- _What is needed_:
Copy out the listing that follows exactly, dropping every picture.

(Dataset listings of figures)
## START

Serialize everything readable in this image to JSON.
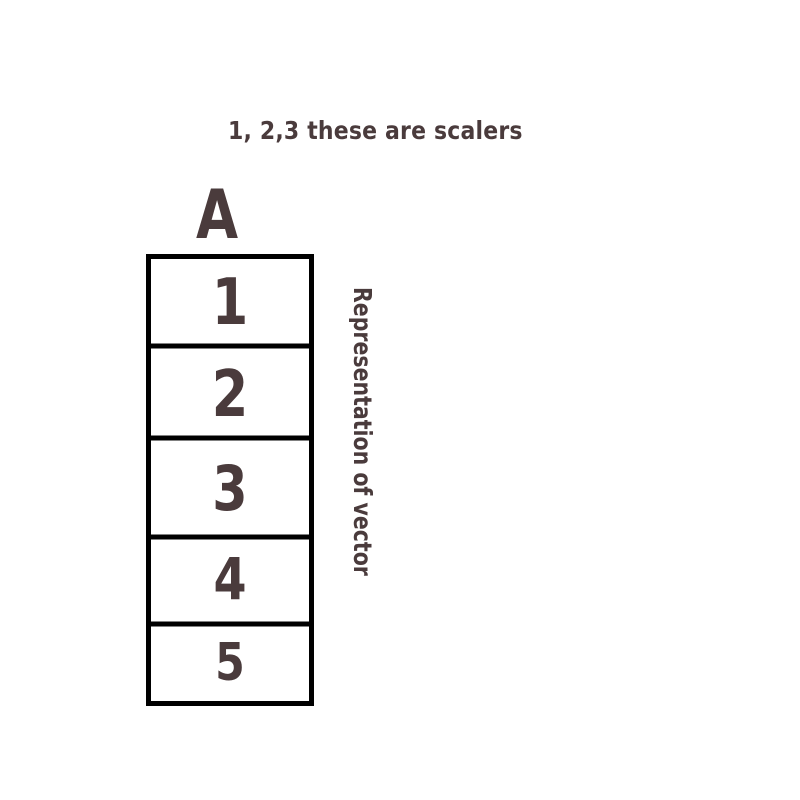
{
  "caption": "1, 2,3 these are scalers",
  "vector": {
    "name": "A",
    "elements": [
      "1",
      "2",
      "3",
      "4",
      "5"
    ],
    "side_label": "Representation of vector"
  },
  "colors": {
    "text": "#4a3b3c",
    "box_stroke": "#000000",
    "background": "#ffffff"
  }
}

## END

- _Final result_:
Serialize everything readable in this image to JSON.
{
  "caption": "1, 2,3 these are scalers",
  "vector": {
    "name": "A",
    "elements": [
      "1",
      "2",
      "3",
      "4",
      "5"
    ],
    "side_label": "Representation of vector"
  },
  "colors": {
    "text": "#4a3b3c",
    "box_stroke": "#000000",
    "background": "#ffffff"
  }
}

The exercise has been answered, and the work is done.